══ DATASET RECORDS
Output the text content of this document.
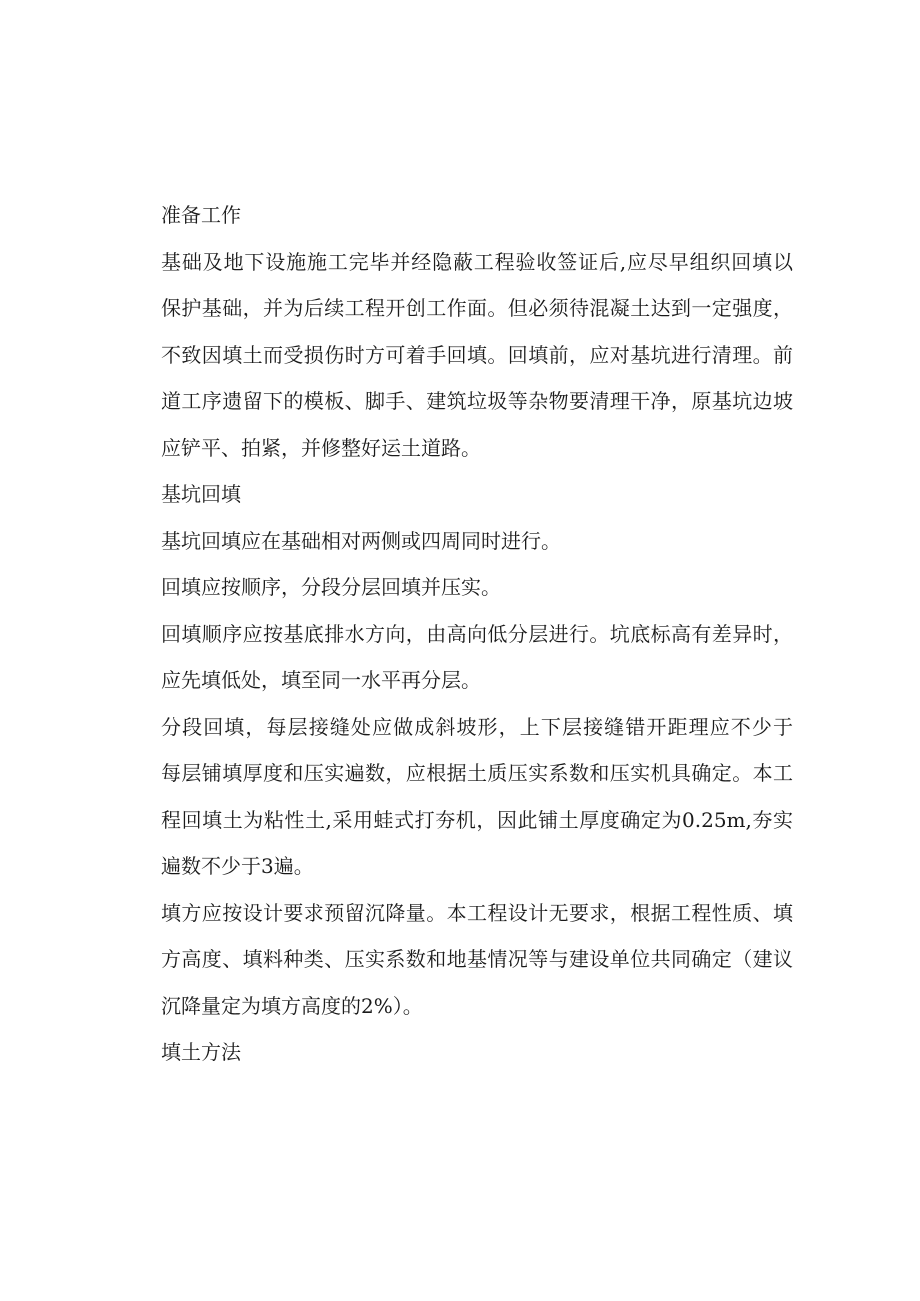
准备工作
基础及地下设施施工完毕并经隐蔽工程验收签证后,应尽早组织回填以
保护基础，并为后续工程开创工作面。但必须待混凝土达到一定强度，
不致因填土而受损伤时方可着手回填。回填前，应对基坑进行清理。前
道工序遗留下的模板、脚手、建筑垃圾等杂物要清理干净，原基坑边坡
应铲平、拍紧，并修整好运土道路。
基坑回填
基坑回填应在基础相对两侧或四周同时进行。
回填应按顺序，分段分层回填并压实。
回填顺序应按基底排水方向，由高向低分层进行。坑底标高有差异时，
应先填低处，填至同一水平再分层。
分段回填，每层接缝处应做成斜坡形，上下层接缝错开距理应不少于
每层铺填厚度和压实遍数，应根据土质压实系数和压实机具确定。本工
程回填土为粘性土,采用蛙式打夯机，因此铺土厚度确定为0.25m,夯实
遍数不少于3遍。
填方应按设计要求预留沉降量。本工程设计无要求，根据工程性质、填
方高度、填料种类、压实系数和地基情况等与建设单位共同确定（建议
沉降量定为填方高度的2%）。
填土方法
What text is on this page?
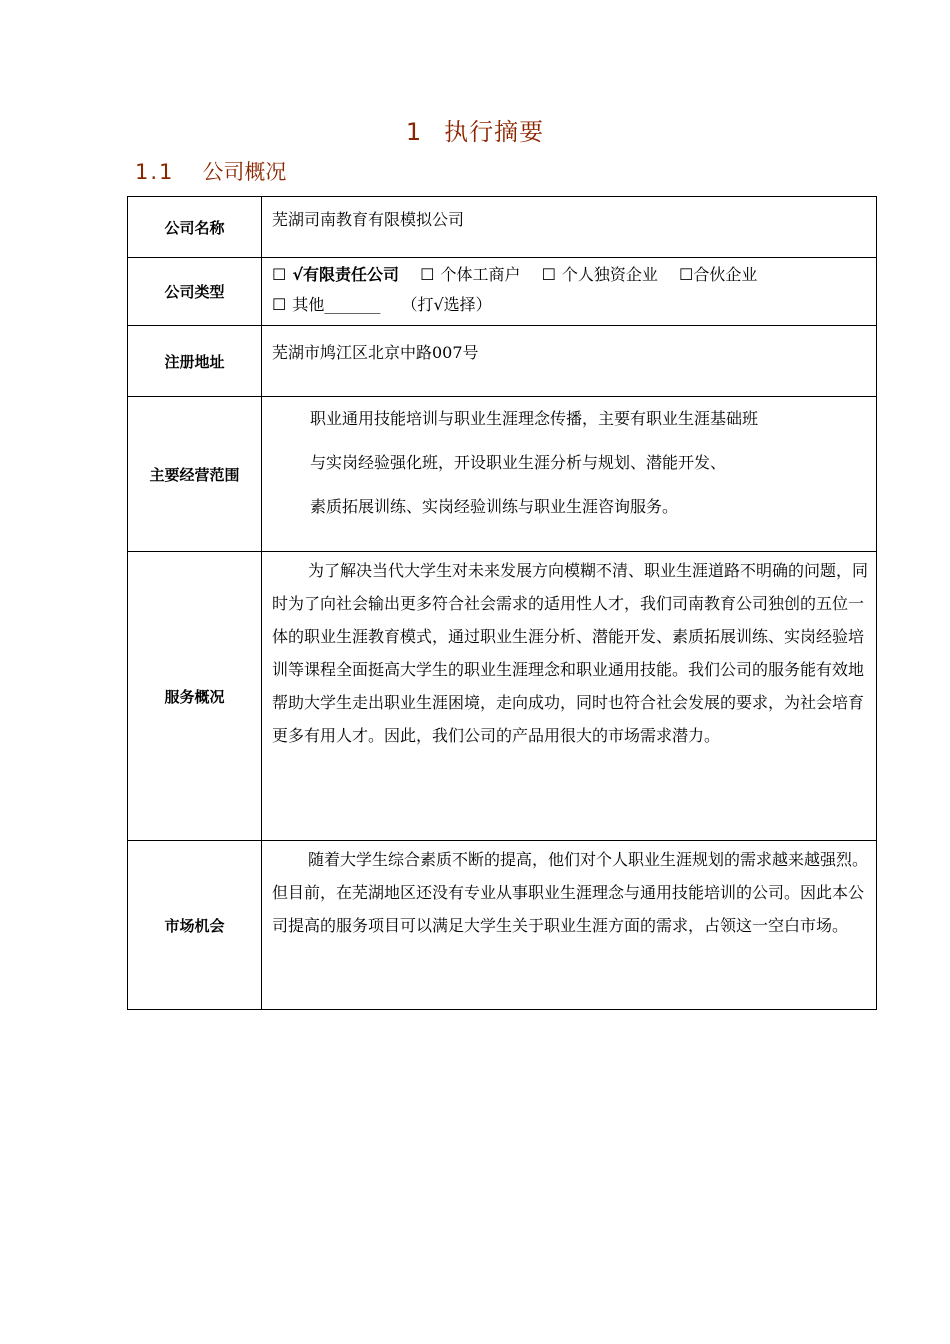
1 执行摘要
1.1 公司概况
公司名称	芜湖司南教育有限模拟公司

公司类型	☐ √有限责任公司 ☐ 个体工商户 ☐ 个人独资企业 ☐合伙企业
☐ 其他_______ （打√选择）

注册地址	芜湖市鸠江区北京中路007号

主要经营范围	职业通用技能培训与职业生涯理念传播，主要有职业生涯基础班

与实岗经验强化班，开设职业生涯分析与规划、潜能开发、

素质拓展训练、实岗经验训练与职业生涯咨询服务。

服务概况	为了解决当代大学生对未来发展方向模糊不清、职业生涯道路不明确的问题，同时为了向社会输出更多符合社会需求的适用性人才，我们司南教育公司独创的五位一体的职业生涯教育模式，通过职业生涯分析、潜能开发、素质拓展训练、实岗经验培训等课程全面挺高大学生的职业生涯理念和职业通用技能。我们公司的服务能有效地帮助大学生走出职业生涯困境，走向成功，同时也符合社会发展的要求，为社会培育更多有用人才。因此，我们公司的产品用很大的市场需求潜力。

市场机会	随着大学生综合素质不断的提高，他们对个人职业生涯规划的需求越来越强烈。但目前，在芜湖地区还没有专业从事职业生涯理念与通用技能培训的公司。因此本公司提高的服务项目可以满足大学生关于职业生涯方面的需求，占领这一空白市场。
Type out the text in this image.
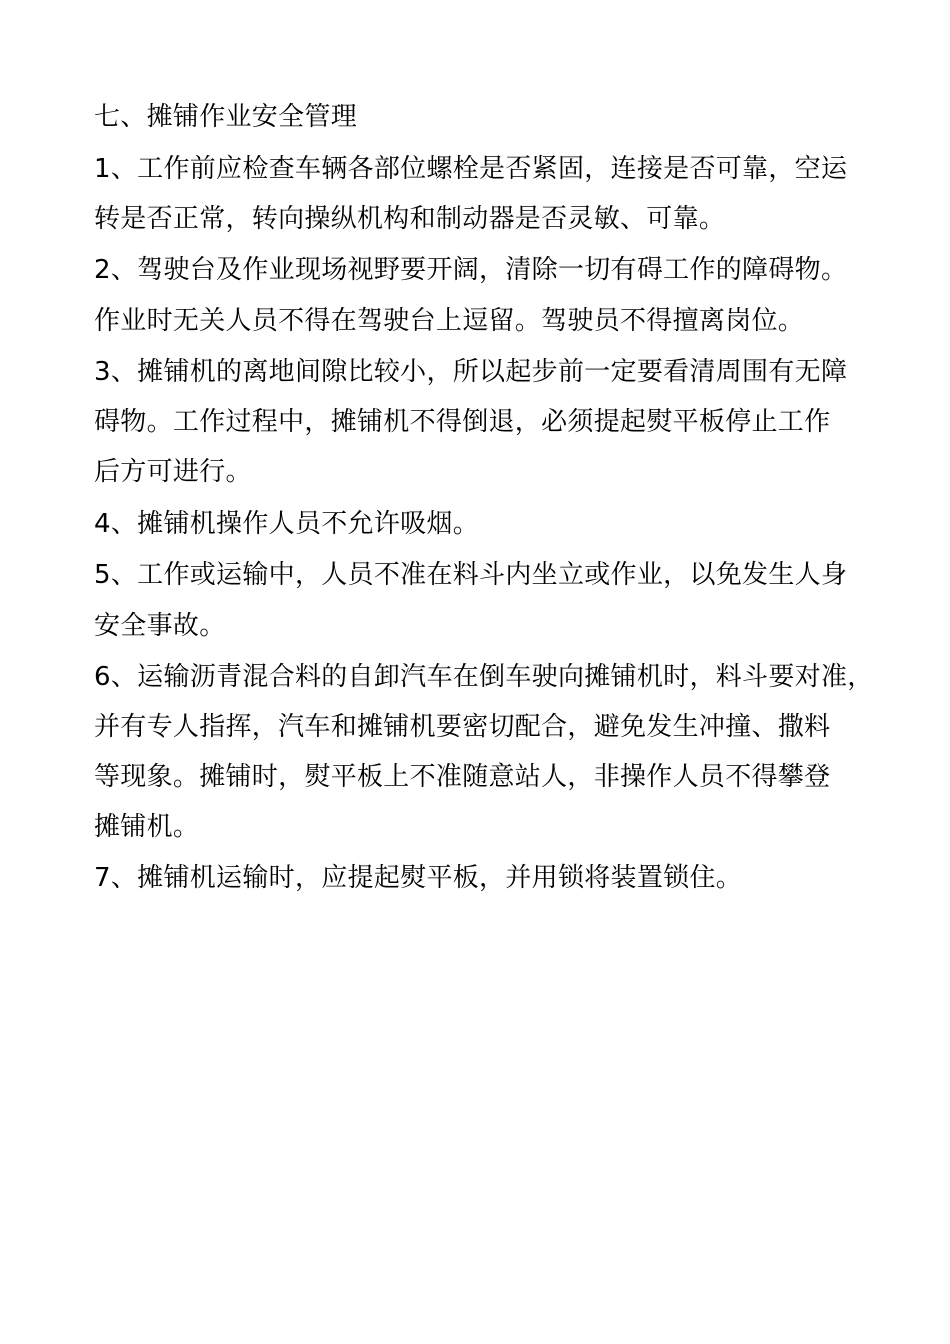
七、摊铺作业安全管理
1、工作前应检查车辆各部位螺栓是否紧固，连接是否可靠，空运
转是否正常，转向操纵机构和制动器是否灵敏、可靠。
2、驾驶台及作业现场视野要开阔，清除一切有碍工作的障碍物。
作业时无关人员不得在驾驶台上逗留。驾驶员不得擅离岗位。
3、摊铺机的离地间隙比较小，所以起步前一定要看清周围有无障
碍物。工作过程中，摊铺机不得倒退，必须提起熨平板停止工作
后方可进行。
4、摊铺机操作人员不允许吸烟。
5、工作或运输中，人员不准在料斗内坐立或作业，以免发生人身
安全事故。
6、运输沥青混合料的自卸汽车在倒车驶向摊铺机时，料斗要对准，
并有专人指挥，汽车和摊铺机要密切配合，避免发生冲撞、撒料
等现象。摊铺时，熨平板上不准随意站人，非操作人员不得攀登
摊铺机。
7、摊铺机运输时，应提起熨平板，并用锁将装置锁住。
════
## [WORK INSTRUCTIONS]
Repeat each entry exactly as it appears; skip any picture.

## [RESULT]
Output the text content of this document.
准备工作
基础及地下设施施工完毕并经隐蔽工程验收签证后,应尽早组织回填以
保护基础，并为后续工程开创工作面。但必须待混凝土达到一定强度，
不致因填土而受损伤时方可着手回填。回填前，应对基坑进行清理。前
道工序遗留下的模板、脚手、建筑垃圾等杂物要清理干净，原基坑边坡
应铲平、拍紧，并修整好运土道路。
基坑回填
基坑回填应在基础相对两侧或四周同时进行。
回填应按顺序，分段分层回填并压实。
回填顺序应按基底排水方向，由高向低分层进行。坑底标高有差异时，
应先填低处，填至同一水平再分层。
分段回填，每层接缝处应做成斜坡形，上下层接缝错开距理应不少于
每层铺填厚度和压实遍数，应根据土质压实系数和压实机具确定。本工
程回填土为粘性土,采用蛙式打夯机，因此铺土厚度确定为0.25m,夯实
遍数不少于3遍。
填方应按设计要求预留沉降量。本工程设计无要求，根据工程性质、填
方高度、填料种类、压实系数和地基情况等与建设单位共同确定（建议
沉降量定为填方高度的2%）。
填土方法
What text is on this page?
1 执行摘要
1.1 公司概况
公司名称	芜湖司南教育有限模拟公司

公司类型	☐ √有限责任公司 ☐ 个体工商户 ☐ 个人独资企业 ☐合伙企业
☐ 其他_______ （打√选择）

注册地址	芜湖市鸠江区北京中路007号

主要经营范围	职业通用技能培训与职业生涯理念传播，主要有职业生涯基础班

与实岗经验强化班，开设职业生涯分析与规划、潜能开发、

素质拓展训练、实岗经验训练与职业生涯咨询服务。

服务概况	为了解决当代大学生对未来发展方向模糊不清、职业生涯道路不明确的问题，同时为了向社会输出更多符合社会需求的适用性人才，我们司南教育公司独创的五位一体的职业生涯教育模式，通过职业生涯分析、潜能开发、素质拓展训练、实岗经验培训等课程全面挺高大学生的职业生涯理念和职业通用技能。我们公司的服务能有效地帮助大学生走出职业生涯困境，走向成功，同时也符合社会发展的要求，为社会培育更多有用人才。因此，我们公司的产品用很大的市场需求潜力。

市场机会	随着大学生综合素质不断的提高，他们对个人职业生涯规划的需求越来越强烈。但目前，在芜湖地区还没有专业从事职业生涯理念与通用技能培训的公司。因此本公司提高的服务项目可以满足大学生关于职业生涯方面的需求，占领这一空白市场。
Type out the text in this image.
七、摊铺作业安全管理
1、工作前应检查车辆各部位螺栓是否紧固，连接是否可靠，空运
转是否正常，转向操纵机构和制动器是否灵敏、可靠。
2、驾驶台及作业现场视野要开阔，清除一切有碍工作的障碍物。
作业时无关人员不得在驾驶台上逗留。驾驶员不得擅离岗位。
3、摊铺机的离地间隙比较小，所以起步前一定要看清周围有无障
碍物。工作过程中，摊铺机不得倒退，必须提起熨平板停止工作
后方可进行。
4、摊铺机操作人员不允许吸烟。
5、工作或运输中，人员不准在料斗内坐立或作业，以免发生人身
安全事故。
6、运输沥青混合料的自卸汽车在倒车驶向摊铺机时，料斗要对准，
并有专人指挥，汽车和摊铺机要密切配合，避免发生冲撞、撒料
等现象。摊铺时，熨平板上不准随意站人，非操作人员不得攀登
摊铺机。
7、摊铺机运输时，应提起熨平板，并用锁将装置锁住。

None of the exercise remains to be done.